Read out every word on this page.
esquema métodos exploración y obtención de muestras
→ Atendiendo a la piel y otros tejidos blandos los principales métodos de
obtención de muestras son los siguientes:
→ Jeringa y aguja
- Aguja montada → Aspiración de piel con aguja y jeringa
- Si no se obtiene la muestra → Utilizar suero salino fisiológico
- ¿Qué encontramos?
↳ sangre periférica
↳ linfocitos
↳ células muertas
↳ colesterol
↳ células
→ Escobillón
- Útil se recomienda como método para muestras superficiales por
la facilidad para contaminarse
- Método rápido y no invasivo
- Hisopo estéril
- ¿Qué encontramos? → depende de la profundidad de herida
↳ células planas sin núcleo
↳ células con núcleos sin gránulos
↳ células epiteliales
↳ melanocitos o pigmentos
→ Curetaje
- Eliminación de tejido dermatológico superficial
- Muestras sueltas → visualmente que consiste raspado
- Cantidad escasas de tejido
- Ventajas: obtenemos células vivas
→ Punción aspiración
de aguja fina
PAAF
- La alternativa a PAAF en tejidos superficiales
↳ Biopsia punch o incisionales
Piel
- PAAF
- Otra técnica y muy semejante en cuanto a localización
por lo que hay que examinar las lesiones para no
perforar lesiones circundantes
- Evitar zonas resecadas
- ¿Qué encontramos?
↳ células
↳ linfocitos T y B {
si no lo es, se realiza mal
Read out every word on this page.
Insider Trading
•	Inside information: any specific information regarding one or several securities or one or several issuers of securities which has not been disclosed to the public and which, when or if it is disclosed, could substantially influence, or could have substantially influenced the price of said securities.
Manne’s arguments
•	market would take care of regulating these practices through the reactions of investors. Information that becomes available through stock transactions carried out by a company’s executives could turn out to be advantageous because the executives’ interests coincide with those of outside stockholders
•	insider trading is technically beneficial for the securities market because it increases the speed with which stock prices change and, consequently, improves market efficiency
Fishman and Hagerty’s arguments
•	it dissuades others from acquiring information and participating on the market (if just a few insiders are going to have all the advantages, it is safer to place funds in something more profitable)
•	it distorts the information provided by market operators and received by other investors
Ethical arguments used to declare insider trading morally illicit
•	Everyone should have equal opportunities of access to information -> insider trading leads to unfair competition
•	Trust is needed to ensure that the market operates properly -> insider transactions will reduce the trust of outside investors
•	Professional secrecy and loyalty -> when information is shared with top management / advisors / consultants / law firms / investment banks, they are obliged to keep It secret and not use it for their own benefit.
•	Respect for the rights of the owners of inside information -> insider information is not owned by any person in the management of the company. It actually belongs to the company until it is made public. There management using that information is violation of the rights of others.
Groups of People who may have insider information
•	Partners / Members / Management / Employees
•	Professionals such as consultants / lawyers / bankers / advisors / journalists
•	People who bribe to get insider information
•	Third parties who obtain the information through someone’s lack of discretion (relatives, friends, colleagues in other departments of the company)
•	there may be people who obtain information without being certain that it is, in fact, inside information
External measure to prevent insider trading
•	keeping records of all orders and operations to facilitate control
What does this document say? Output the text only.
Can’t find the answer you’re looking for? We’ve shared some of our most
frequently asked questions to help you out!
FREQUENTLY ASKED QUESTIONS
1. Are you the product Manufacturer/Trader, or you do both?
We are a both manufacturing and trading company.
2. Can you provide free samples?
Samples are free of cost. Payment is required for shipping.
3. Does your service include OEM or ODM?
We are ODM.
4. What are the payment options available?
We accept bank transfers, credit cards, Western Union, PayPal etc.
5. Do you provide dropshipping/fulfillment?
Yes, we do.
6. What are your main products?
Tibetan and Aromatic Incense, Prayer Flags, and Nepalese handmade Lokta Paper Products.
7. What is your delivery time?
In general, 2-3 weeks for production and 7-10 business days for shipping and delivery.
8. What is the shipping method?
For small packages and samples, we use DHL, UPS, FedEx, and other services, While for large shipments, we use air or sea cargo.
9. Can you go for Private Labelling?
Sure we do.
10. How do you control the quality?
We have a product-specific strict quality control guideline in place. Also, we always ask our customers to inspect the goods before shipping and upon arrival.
+ + + +
Problem description =>
Transcribe each entry precisely, missing none.

Full response =>
Read out every word on this page.
esquema métodos exploración y obtención de muestras
→ Atendiendo a la piel y otros tejidos blandos los principales métodos de
obtención de muestras son los siguientes:
→ Jeringa y aguja
- Aguja montada → Aspiración de piel con aguja y jeringa
- Si no se obtiene la muestra → Utilizar suero salino fisiológico
- ¿Qué encontramos?
↳ sangre periférica
↳ linfocitos
↳ células muertas
↳ colesterol
↳ células
→ Escobillón
- Útil se recomienda como método para muestras superficiales por
la facilidad para contaminarse
- Método rápido y no invasivo
- Hisopo estéril
- ¿Qué encontramos? → depende de la profundidad de herida
↳ células planas sin núcleo
↳ células con núcleos sin gránulos
↳ células epiteliales
↳ melanocitos o pigmentos
→ Curetaje
- Eliminación de tejido dermatológico superficial
- Muestras sueltas → visualmente que consiste raspado
- Cantidad escasas de tejido
- Ventajas: obtenemos células vivas
→ Punción aspiración
de aguja fina
PAAF
- La alternativa a PAAF en tejidos superficiales
↳ Biopsia punch o incisionales
Piel
- PAAF
- Otra técnica y muy semejante en cuanto a localización
por lo que hay que examinar las lesiones para no
perforar lesiones circundantes
- Evitar zonas resecadas
- ¿Qué encontramos?
↳ células
↳ linfocitos T y B {
si no lo es, se realiza mal
Read out every word on this page.
Insider Trading
•	Inside information: any specific information regarding one or several securities or one or several issuers of securities which has not been disclosed to the public and which, when or if it is disclosed, could substantially influence, or could have substantially influenced the price of said securities.
Manne’s arguments
•	market would take care of regulating these practices through the reactions of investors. Information that becomes available through stock transactions carried out by a company’s executives could turn out to be advantageous because the executives’ interests coincide with those of outside stockholders
•	insider trading is technically beneficial for the securities market because it increases the speed with which stock prices change and, consequently, improves market efficiency
Fishman and Hagerty’s arguments
•	it dissuades others from acquiring information and participating on the market (if just a few insiders are going to have all the advantages, it is safer to place funds in something more profitable)
•	it distorts the information provided by market operators and received by other investors
Ethical arguments used to declare insider trading morally illicit
•	Everyone should have equal opportunities of access to information -> insider trading leads to unfair competition
•	Trust is needed to ensure that the market operates properly -> insider transactions will reduce the trust of outside investors
•	Professional secrecy and loyalty -> when information is shared with top management / advisors / consultants / law firms / investment banks, they are obliged to keep It secret and not use it for their own benefit.
•	Respect for the rights of the owners of inside information -> insider information is not owned by any person in the management of the company. It actually belongs to the company until it is made public. There management using that information is violation of the rights of others.
Groups of People who may have insider information
•	Partners / Members / Management / Employees
•	Professionals such as consultants / lawyers / bankers / advisors / journalists
•	People who bribe to get insider information
•	Third parties who obtain the information through someone’s lack of discretion (relatives, friends, colleagues in other departments of the company)
•	there may be people who obtain information without being certain that it is, in fact, inside information
External measure to prevent insider trading
•	keeping records of all orders and operations to facilitate control
What does this document say? Output the text only.
Can’t find the answer you’re looking for? We’ve shared some of our most
frequently asked questions to help you out!
FREQUENTLY ASKED QUESTIONS
1. Are you the product Manufacturer/Trader, or you do both?
We are a both manufacturing and trading company.
2. Can you provide free samples?
Samples are free of cost. Payment is required for shipping.
3. Does your service include OEM or ODM?
We are ODM.
4. What are the payment options available?
We accept bank transfers, credit cards, Western Union, PayPal etc.
5. Do you provide dropshipping/fulfillment?
Yes, we do.
6. What are your main products?
Tibetan and Aromatic Incense, Prayer Flags, and Nepalese handmade Lokta Paper Products.
7. What is your delivery time?
In general, 2-3 weeks for production and 7-10 business days for shipping and delivery.
8. What is the shipping method?
For small packages and samples, we use DHL, UPS, FedEx, and other services, While for large shipments, we use air or sea cargo.
9. Can you go for Private Labelling?
Sure we do.
10. How do you control the quality?
We have a product-specific strict quality control guideline in place. Also, we always ask our customers to inspect the goods before shipping and upon arrival.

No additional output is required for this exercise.